(What needs to be done)
Go through the entries below and retype them exactly, omitting each picture.

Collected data
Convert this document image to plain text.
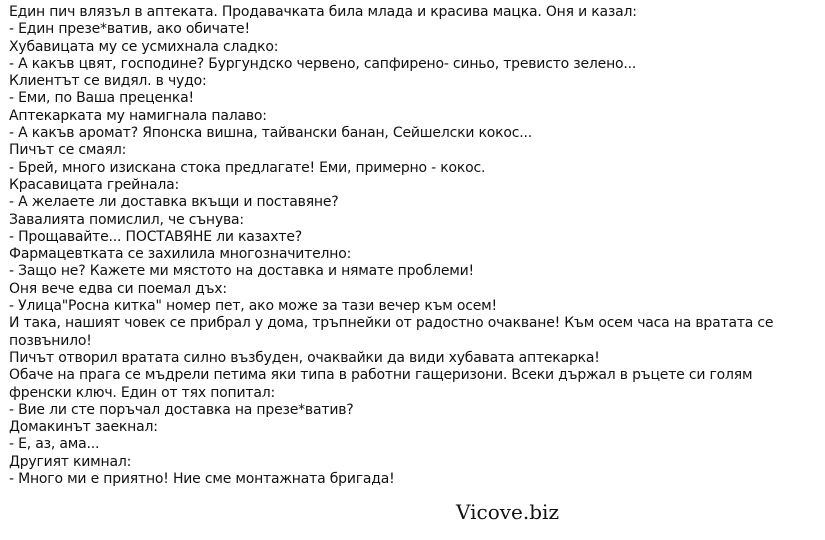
Един пич влязъл в аптеката. Продавачката била млада и красива мацка. Оня и казал:
- Един презе*ватив, ако обичате!
Хубавицата му се усмихнала сладко:
- А какъв цвят, господине? Бургундско червено, сапфирено- синьо, тревисто зелено...
Клиентът се видял. в чудо:
- Еми, по Ваша преценка!
Аптекарката му намигнала палаво:
- А какъв аромат? Японска вишна, тайвански банан, Сейшелски кокос...
Пичът се смаял:
- Брей, много изискана стока предлагате! Еми, примерно - кокос.
Красавицата грейнала:
- А желаете ли доставка вкъщи и поставяне?
Завалията помислил, че сънува:
- Прощавайте... ПОСТАВЯНЕ ли казахте?
Фармацевтката се захилила многозначително:
- Защо не? Кажете ми мястото на доставка и нямате проблеми!
Оня вече едва си поемал дъх:
- Улица"Росна китка" номер пет, ако може за тази вечер към осем!
И така, нашият човек се прибрал у дома, тръпнейки от радостно очакване! Към осем часа на вратата се позвънило!
Пичът отворил вратата силно възбуден, очаквайки да види хубавата аптекарка!
Обаче на прага се мъдрели петима яки типа в работни гащеризони. Всеки държал в ръцете си голям френски ключ. Един от тях попитал:
- Вие ли сте поръчал доставка на презе*ватив?
Домакинът заекнал:
- Е, аз, ама...
Другият кимнал:
- Много ми е приятно! Ние сме монтажната бригада!
Vicove.biz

(Correct response)
Convert this document image to plain text.
Един пич влязъл в аптеката. Продавачката била млада и красива мацка. Оня и казал:
- Един презе*ватив, ако обичате!
Хубавицата му се усмихнала сладко:
- А какъв цвят, господине? Бургундско червено, сапфирено- синьо, тревисто зелено...
Клиентът се видял. в чудо:
- Еми, по Ваша преценка!
Аптекарката му намигнала палаво:
- А какъв аромат? Японска вишна, тайвански банан, Сейшелски кокос...
Пичът се смаял:
- Брей, много изискана стока предлагате! Еми, примерно - кокос.
Красавицата грейнала:
- А желаете ли доставка вкъщи и поставяне?
Завалията помислил, че сънува:
- Прощавайте... ПОСТАВЯНЕ ли казахте?
Фармацевтката се захилила многозначително:
- Защо не? Кажете ми мястото на доставка и нямате проблеми!
Оня вече едва си поемал дъх:
- Улица"Росна китка" номер пет, ако може за тази вечер към осем!
И така, нашият човек се прибрал у дома, тръпнейки от радостно очакване! Към осем часа на вратата се позвънило!
Пичът отворил вратата силно възбуден, очаквайки да види хубавата аптекарка!
Обаче на прага се мъдрели петима яки типа в работни гащеризони. Всеки държал в ръцете си голям френски ключ. Един от тях попитал:
- Вие ли сте поръчал доставка на презе*ватив?
Домакинът заекнал:
- Е, аз, ама...
Другият кимнал:
- Много ми е приятно! Ние сме монтажната бригада!
Vicove.biz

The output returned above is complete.